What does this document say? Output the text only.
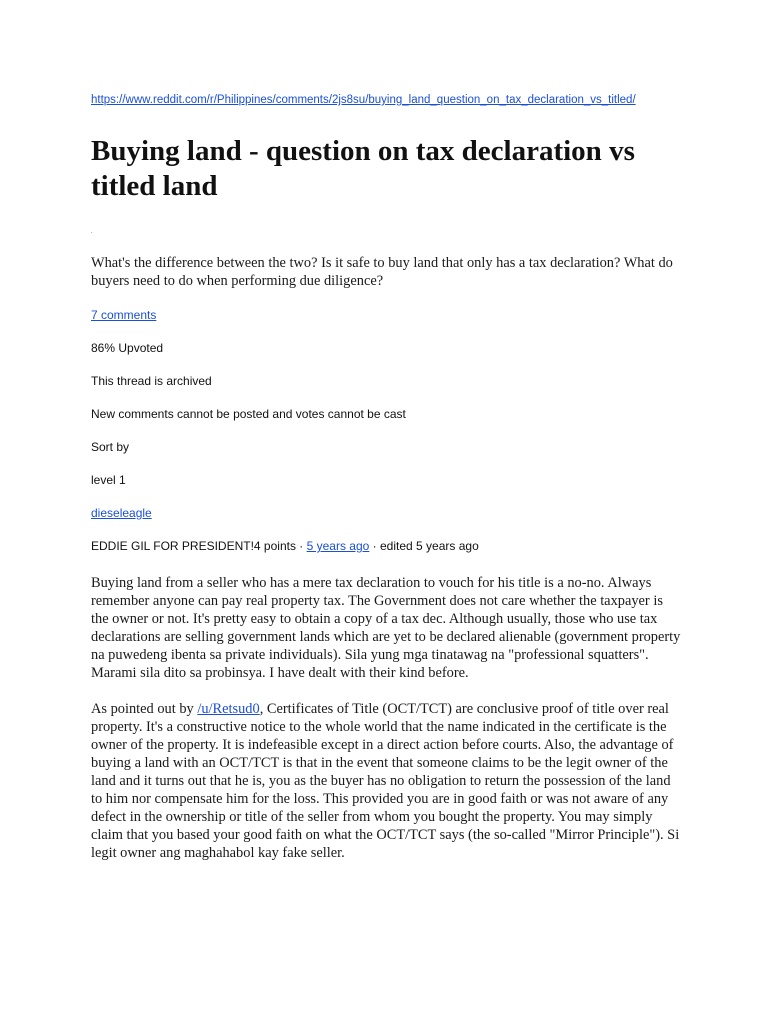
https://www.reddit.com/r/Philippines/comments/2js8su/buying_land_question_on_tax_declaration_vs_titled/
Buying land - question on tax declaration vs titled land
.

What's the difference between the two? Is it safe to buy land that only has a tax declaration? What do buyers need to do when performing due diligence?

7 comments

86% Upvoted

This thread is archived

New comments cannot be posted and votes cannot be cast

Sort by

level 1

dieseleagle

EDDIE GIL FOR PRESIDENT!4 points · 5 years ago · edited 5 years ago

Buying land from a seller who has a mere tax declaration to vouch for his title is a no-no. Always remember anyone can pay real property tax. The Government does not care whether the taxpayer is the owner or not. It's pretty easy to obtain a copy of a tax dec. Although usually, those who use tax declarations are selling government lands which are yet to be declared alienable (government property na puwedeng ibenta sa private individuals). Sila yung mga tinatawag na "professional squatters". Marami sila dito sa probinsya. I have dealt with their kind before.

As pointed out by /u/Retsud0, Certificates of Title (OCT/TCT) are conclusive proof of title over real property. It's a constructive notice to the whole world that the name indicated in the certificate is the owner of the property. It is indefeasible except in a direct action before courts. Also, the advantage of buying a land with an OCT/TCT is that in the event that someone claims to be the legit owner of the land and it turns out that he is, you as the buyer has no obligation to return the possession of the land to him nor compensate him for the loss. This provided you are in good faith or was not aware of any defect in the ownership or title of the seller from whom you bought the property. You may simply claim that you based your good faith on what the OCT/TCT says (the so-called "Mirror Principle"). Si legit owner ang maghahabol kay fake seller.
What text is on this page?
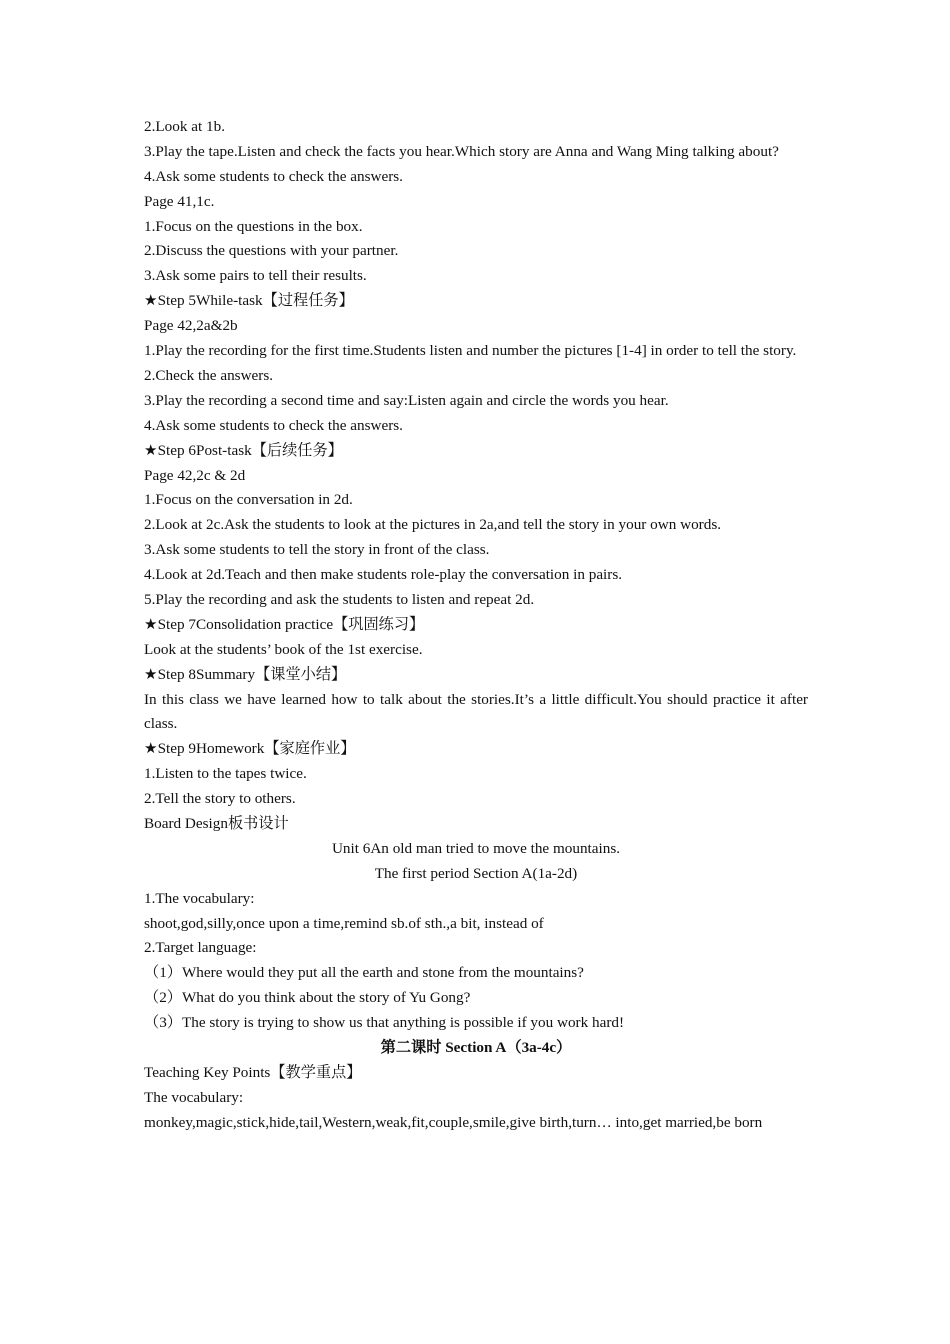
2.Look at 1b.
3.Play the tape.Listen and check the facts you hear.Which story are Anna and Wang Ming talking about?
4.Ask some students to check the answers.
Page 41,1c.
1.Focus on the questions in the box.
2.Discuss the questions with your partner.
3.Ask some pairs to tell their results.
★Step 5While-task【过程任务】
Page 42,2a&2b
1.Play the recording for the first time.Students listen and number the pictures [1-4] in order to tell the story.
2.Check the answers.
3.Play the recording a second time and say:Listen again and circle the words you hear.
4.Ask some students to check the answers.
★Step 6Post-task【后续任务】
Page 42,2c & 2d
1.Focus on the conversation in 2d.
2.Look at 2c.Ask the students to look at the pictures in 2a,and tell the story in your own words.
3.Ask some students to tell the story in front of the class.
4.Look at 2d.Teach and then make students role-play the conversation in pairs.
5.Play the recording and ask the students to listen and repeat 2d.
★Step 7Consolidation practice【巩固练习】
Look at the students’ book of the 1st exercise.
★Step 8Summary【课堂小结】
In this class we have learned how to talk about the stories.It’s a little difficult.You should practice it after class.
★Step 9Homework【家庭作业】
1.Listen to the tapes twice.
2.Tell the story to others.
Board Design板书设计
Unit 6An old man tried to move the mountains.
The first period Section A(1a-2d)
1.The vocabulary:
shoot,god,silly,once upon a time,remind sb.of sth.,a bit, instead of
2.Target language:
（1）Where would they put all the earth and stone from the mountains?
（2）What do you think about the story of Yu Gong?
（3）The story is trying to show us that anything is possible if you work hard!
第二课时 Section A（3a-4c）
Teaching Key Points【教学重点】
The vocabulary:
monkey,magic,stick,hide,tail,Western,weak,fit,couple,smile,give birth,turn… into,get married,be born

## YOUR OBJECTIVE
Pick out every line above that contains the word "time" and copy it.

## ANSWER FOR THE TASK
1.Play the recording for the first time.Students listen and number the pictures [1-4] in order to tell the story.
3.Play the recording a second time and say:Listen again and circle the words you hear.
shoot,god,silly,once upon a time,remind sb.of sth.,a bit, instead of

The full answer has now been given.